### WHAT IS ASKED
Write out all the material exactly. Leave nothing out.

──────────

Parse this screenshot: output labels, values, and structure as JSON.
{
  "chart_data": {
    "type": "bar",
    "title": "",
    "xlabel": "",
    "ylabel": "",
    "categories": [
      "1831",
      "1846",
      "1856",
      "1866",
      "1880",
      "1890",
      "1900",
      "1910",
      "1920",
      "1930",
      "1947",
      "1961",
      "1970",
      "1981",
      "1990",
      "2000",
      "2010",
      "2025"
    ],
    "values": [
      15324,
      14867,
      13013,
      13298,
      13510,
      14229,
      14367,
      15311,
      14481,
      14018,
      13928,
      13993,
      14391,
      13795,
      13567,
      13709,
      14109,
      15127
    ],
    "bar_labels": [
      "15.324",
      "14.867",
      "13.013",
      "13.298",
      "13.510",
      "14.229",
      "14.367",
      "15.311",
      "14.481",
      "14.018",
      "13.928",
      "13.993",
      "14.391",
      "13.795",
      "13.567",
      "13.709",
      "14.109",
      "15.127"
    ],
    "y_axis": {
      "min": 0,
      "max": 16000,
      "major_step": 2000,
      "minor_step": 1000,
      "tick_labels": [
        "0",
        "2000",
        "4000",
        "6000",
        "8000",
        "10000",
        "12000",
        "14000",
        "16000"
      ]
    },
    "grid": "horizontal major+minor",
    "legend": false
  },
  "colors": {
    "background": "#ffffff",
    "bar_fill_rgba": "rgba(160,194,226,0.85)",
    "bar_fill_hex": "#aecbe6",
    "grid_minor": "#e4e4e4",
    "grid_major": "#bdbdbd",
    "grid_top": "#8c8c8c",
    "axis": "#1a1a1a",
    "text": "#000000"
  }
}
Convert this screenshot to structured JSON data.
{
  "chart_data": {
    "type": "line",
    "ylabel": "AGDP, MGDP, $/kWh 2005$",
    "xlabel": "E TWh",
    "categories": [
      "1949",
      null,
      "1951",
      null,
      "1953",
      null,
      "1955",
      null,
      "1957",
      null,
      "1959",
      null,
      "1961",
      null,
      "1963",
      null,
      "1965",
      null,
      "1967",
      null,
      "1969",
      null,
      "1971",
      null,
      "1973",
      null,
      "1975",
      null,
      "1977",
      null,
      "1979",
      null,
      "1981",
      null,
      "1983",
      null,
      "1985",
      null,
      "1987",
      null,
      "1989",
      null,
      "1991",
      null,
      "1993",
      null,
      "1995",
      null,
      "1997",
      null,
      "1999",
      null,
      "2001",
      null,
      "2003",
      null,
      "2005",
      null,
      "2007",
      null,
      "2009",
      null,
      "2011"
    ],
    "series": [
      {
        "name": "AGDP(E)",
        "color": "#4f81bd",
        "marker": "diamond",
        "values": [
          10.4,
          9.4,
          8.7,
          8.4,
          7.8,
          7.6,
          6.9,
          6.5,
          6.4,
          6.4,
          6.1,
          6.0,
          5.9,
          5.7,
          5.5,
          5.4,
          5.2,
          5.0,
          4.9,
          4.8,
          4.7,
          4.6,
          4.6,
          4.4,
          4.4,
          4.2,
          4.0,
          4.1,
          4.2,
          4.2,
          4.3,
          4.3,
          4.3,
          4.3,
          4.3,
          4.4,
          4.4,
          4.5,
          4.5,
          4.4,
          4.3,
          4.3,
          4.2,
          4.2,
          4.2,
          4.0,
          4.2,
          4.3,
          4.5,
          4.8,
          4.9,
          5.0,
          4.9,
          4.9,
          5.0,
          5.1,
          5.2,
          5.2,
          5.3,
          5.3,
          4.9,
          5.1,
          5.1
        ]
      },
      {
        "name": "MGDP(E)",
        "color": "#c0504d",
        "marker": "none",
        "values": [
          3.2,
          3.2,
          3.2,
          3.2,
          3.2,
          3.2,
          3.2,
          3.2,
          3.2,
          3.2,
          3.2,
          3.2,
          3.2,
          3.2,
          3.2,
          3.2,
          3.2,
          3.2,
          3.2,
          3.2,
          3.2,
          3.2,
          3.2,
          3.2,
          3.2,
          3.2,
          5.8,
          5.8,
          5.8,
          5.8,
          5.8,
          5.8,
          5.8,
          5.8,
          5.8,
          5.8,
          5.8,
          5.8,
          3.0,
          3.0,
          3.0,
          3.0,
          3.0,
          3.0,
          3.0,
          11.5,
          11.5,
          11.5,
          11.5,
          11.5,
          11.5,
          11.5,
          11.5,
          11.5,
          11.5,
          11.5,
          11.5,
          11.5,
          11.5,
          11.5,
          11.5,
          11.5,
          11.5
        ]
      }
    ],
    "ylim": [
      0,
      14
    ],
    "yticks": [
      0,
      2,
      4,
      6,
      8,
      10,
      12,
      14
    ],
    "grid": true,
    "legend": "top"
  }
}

──────────

### SOLUTION TO THIS TASK
Parse this screenshot: output labels, values, and structure as JSON.
{
  "chart_data": {
    "type": "bar",
    "title": "",
    "xlabel": "",
    "ylabel": "",
    "categories": [
      "1831",
      "1846",
      "1856",
      "1866",
      "1880",
      "1890",
      "1900",
      "1910",
      "1920",
      "1930",
      "1947",
      "1961",
      "1970",
      "1981",
      "1990",
      "2000",
      "2010",
      "2025"
    ],
    "values": [
      15324,
      14867,
      13013,
      13298,
      13510,
      14229,
      14367,
      15311,
      14481,
      14018,
      13928,
      13993,
      14391,
      13795,
      13567,
      13709,
      14109,
      15127
    ],
    "bar_labels": [
      "15.324",
      "14.867",
      "13.013",
      "13.298",
      "13.510",
      "14.229",
      "14.367",
      "15.311",
      "14.481",
      "14.018",
      "13.928",
      "13.993",
      "14.391",
      "13.795",
      "13.567",
      "13.709",
      "14.109",
      "15.127"
    ],
    "y_axis": {
      "min": 0,
      "max": 16000,
      "major_step": 2000,
      "minor_step": 1000,
      "tick_labels": [
        "0",
        "2000",
        "4000",
        "6000",
        "8000",
        "10000",
        "12000",
        "14000",
        "16000"
      ]
    },
    "grid": "horizontal major+minor",
    "legend": false
  },
  "colors": {
    "background": "#ffffff",
    "bar_fill_rgba": "rgba(160,194,226,0.85)",
    "bar_fill_hex": "#aecbe6",
    "grid_minor": "#e4e4e4",
    "grid_major": "#bdbdbd",
    "grid_top": "#8c8c8c",
    "axis": "#1a1a1a",
    "text": "#000000"
  }
}
Convert this screenshot to structured JSON data.
{
  "chart_data": {
    "type": "line",
    "ylabel": "AGDP, MGDP, $/kWh 2005$",
    "xlabel": "E TWh",
    "categories": [
      "1949",
      null,
      "1951",
      null,
      "1953",
      null,
      "1955",
      null,
      "1957",
      null,
      "1959",
      null,
      "1961",
      null,
      "1963",
      null,
      "1965",
      null,
      "1967",
      null,
      "1969",
      null,
      "1971",
      null,
      "1973",
      null,
      "1975",
      null,
      "1977",
      null,
      "1979",
      null,
      "1981",
      null,
      "1983",
      null,
      "1985",
      null,
      "1987",
      null,
      "1989",
      null,
      "1991",
      null,
      "1993",
      null,
      "1995",
      null,
      "1997",
      null,
      "1999",
      null,
      "2001",
      null,
      "2003",
      null,
      "2005",
      null,
      "2007",
      null,
      "2009",
      null,
      "2011"
    ],
    "series": [
      {
        "name": "AGDP(E)",
        "color": "#4f81bd",
        "marker": "diamond",
        "values": [
          10.4,
          9.4,
          8.7,
          8.4,
          7.8,
          7.6,
          6.9,
          6.5,
          6.4,
          6.4,
          6.1,
          6.0,
          5.9,
          5.7,
          5.5,
          5.4,
          5.2,
          5.0,
          4.9,
          4.8,
          4.7,
          4.6,
          4.6,
          4.4,
          4.4,
          4.2,
          4.0,
          4.1,
          4.2,
          4.2,
          4.3,
          4.3,
          4.3,
          4.3,
          4.3,
          4.4,
          4.4,
          4.5,
          4.5,
          4.4,
          4.3,
          4.3,
          4.2,
          4.2,
          4.2,
          4.0,
          4.2,
          4.3,
          4.5,
          4.8,
          4.9,
          5.0,
          4.9,
          4.9,
          5.0,
          5.1,
          5.2,
          5.2,
          5.3,
          5.3,
          4.9,
          5.1,
          5.1
        ]
      },
      {
        "name": "MGDP(E)",
        "color": "#c0504d",
        "marker": "none",
        "values": [
          3.2,
          3.2,
          3.2,
          3.2,
          3.2,
          3.2,
          3.2,
          3.2,
          3.2,
          3.2,
          3.2,
          3.2,
          3.2,
          3.2,
          3.2,
          3.2,
          3.2,
          3.2,
          3.2,
          3.2,
          3.2,
          3.2,
          3.2,
          3.2,
          3.2,
          3.2,
          5.8,
          5.8,
          5.8,
          5.8,
          5.8,
          5.8,
          5.8,
          5.8,
          5.8,
          5.8,
          5.8,
          5.8,
          3.0,
          3.0,
          3.0,
          3.0,
          3.0,
          3.0,
          3.0,
          11.5,
          11.5,
          11.5,
          11.5,
          11.5,
          11.5,
          11.5,
          11.5,
          11.5,
          11.5,
          11.5,
          11.5,
          11.5,
          11.5,
          11.5,
          11.5,
          11.5,
          11.5
        ]
      }
    ],
    "ylim": [
      0,
      14
    ],
    "yticks": [
      0,
      2,
      4,
      6,
      8,
      10,
      12,
      14
    ],
    "grid": true,
    "legend": "top"
  }
}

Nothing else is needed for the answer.